> [ЗАДАНИЯ]:
a – Перечислите всё, что в отрывке об армянских писателях названо сразу после слов «чудовищное безвременье».
b – Верны ли по отрывку об армянских писателях следующие утверждения? (i) Книга «Дом, в котором…» и произведения говорящего названы похожей литературой. (ii) Детство говорящего закончилось войной. (iii) Говорящему легко даются отрицательные персонажи. Ответьте «да» или «нет» и приведите решающие слова из отрывка.
c – Продолжите отрывок об армянских писателях после его последней фразы.

> [ИСХОДНЫЙ ТЕКСТ]:
= = = = =

Армянские писатели очень разные. Например, книга Мариам Петросян «Дом, в котором…» и мои произведения – совершенно разная литература. Мне кажется, скорее это личностные качества автора. Я человек, который сознательно застрял в детстве. У меня было по-настоящему счастливое детство, замечательные любящие близкие люди, родственники. Но детство кончилось войной. Потом наступило чудовищное безвременье: землетрясение, война, разные испытания, эмиграция… Мне кажется, некоторая инфантильность, с которой я пишу, объясняется именно этим. Я просто защищаю себя от проблем и плохих воспоминаний. У меня нет ни одного мало-мальски убедительного отрицательного персонажа, я просто не умею их писать. Может, с удовольствием бы вывела образ какого-нибудь злодея, но у меня это не получается – физически. Как только я придумываю отрицательный персонаж, я тут же начинаю его оправдывать. Мне кажется, это тоже от беспомощности и нежелания расстраиваться. Эта моя детскость меня страшно раздражает, но ничего не поделаешь, приходится с этим жить (смеется).

= = = = =

> [НЕОБРАБОТАННЫЕ ДАННЫЕ]:
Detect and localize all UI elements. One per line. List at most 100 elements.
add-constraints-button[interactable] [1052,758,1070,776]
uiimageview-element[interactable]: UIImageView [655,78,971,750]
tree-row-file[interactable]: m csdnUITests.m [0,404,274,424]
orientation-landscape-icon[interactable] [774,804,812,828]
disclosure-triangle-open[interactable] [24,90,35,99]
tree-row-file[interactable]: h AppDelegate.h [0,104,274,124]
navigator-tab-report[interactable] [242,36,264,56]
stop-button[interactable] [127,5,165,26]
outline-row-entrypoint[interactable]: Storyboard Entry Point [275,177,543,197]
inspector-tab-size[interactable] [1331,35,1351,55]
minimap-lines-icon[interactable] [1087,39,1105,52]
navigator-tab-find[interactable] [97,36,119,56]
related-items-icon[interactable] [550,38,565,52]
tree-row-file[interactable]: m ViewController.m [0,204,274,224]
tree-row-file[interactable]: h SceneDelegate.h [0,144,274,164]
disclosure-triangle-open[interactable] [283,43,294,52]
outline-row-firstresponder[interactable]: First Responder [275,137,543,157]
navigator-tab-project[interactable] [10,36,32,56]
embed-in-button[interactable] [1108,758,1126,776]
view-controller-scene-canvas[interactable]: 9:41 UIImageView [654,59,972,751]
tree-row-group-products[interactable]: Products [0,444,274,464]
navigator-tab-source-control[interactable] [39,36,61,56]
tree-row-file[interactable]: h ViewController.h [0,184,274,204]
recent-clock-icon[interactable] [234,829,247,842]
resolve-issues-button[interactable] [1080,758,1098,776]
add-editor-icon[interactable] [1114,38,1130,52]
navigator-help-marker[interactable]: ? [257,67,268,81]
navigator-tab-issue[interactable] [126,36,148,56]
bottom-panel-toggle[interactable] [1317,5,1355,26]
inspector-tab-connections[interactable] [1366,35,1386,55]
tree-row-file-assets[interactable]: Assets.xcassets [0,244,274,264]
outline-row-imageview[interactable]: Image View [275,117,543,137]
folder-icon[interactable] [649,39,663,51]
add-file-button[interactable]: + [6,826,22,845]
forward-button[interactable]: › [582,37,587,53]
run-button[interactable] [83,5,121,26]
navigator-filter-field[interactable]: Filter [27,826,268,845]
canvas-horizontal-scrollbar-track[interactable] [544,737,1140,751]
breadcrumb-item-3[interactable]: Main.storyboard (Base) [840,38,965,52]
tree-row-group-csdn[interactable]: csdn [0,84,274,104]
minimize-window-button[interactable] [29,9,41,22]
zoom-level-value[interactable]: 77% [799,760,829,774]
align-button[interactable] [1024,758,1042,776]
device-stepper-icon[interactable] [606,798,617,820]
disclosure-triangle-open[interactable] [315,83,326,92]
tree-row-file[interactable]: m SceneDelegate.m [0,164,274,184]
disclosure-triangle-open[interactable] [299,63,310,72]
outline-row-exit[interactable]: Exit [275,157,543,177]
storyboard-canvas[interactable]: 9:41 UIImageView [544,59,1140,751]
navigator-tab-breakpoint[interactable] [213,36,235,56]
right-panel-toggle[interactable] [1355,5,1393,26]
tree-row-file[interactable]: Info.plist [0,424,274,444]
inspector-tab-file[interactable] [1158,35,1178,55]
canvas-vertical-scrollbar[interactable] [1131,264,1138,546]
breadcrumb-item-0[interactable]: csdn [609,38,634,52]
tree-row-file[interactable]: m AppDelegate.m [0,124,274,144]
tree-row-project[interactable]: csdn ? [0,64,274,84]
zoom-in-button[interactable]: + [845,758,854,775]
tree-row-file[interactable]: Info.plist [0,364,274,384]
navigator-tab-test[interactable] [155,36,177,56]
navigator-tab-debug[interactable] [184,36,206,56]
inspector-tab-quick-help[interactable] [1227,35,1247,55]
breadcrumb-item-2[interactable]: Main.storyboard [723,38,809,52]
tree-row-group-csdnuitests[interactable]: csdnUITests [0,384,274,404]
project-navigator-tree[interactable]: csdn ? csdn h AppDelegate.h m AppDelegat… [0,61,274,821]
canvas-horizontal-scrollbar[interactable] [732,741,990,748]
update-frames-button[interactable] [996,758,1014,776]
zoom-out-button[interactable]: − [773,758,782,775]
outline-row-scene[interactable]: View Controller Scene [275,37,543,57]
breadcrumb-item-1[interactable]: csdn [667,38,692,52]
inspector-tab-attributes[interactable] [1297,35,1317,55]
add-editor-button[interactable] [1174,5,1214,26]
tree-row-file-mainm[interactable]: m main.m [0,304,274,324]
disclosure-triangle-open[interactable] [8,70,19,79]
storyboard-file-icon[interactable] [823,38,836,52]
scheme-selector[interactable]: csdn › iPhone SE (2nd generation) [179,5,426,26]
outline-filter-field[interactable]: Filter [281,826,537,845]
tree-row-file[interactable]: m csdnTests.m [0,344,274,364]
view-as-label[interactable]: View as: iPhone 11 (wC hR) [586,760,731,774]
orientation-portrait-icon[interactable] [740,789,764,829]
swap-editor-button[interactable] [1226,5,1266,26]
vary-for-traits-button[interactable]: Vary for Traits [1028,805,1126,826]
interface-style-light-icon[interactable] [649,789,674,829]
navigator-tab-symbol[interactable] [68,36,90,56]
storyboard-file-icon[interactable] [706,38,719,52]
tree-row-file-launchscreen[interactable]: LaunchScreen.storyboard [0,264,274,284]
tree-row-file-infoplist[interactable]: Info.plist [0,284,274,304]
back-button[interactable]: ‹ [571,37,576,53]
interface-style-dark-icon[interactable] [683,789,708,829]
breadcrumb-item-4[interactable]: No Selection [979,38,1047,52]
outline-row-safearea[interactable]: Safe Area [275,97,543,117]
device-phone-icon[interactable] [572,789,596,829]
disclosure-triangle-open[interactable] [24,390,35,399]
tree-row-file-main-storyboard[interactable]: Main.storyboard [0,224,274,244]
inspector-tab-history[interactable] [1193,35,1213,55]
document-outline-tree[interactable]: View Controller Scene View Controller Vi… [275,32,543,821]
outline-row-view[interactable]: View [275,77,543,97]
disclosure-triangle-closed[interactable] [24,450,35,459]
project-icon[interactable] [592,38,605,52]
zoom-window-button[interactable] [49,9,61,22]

= = = = =

> [ОТВЕТЫ]:
a – землетрясение, война, разные испытания, эмиграция

b –
(i) Нет: «совершенно разная литература».
(ii) Да: «Но детство кончилось войной».
(iii) Нет: «У меня нет ни одного мало-мальски убедительного отрицательного персонажа, я просто не умею их писать».

c –
Ваши книги появились из блога в Живом Журнале. В ранних интервью вы говорили, что никогда не мечтали о литературной славе, а писали просто для себя. Сейчас, когда вы очень известны, изменилось ли ваше отношение к этому? Как думаете, если бы тогда вас не заметила редактор издательства и не предложила бы выпустить книгу, писали бы вы до сих пор?
Я преподаватель русского языка и литературы. Сразу после института я уехала в Россию. Так как учителя мало зарабатывали, я работала совсем в других местах: в обменном пункте, своим бизнесом пыталась заниматься. Потом переучилась на бухгалтера и пыталась им стать. Но вот эта профессия у меня не пошла совсем. Я была самым тупым бухгалтером на свете, я не кокетничаю. Меня боялись сотрудники пенсионного фонда и налоговой службы: когда я приходила сдавать опись, мне кажется я на три дня парализовывала работу всей организации, потому что они никак не могли разобраться в моей отчетности.
Я не думала, что когда-нибудь меня будут издавать. Сама бы я никогда свои рукописи никуда бы не отправила.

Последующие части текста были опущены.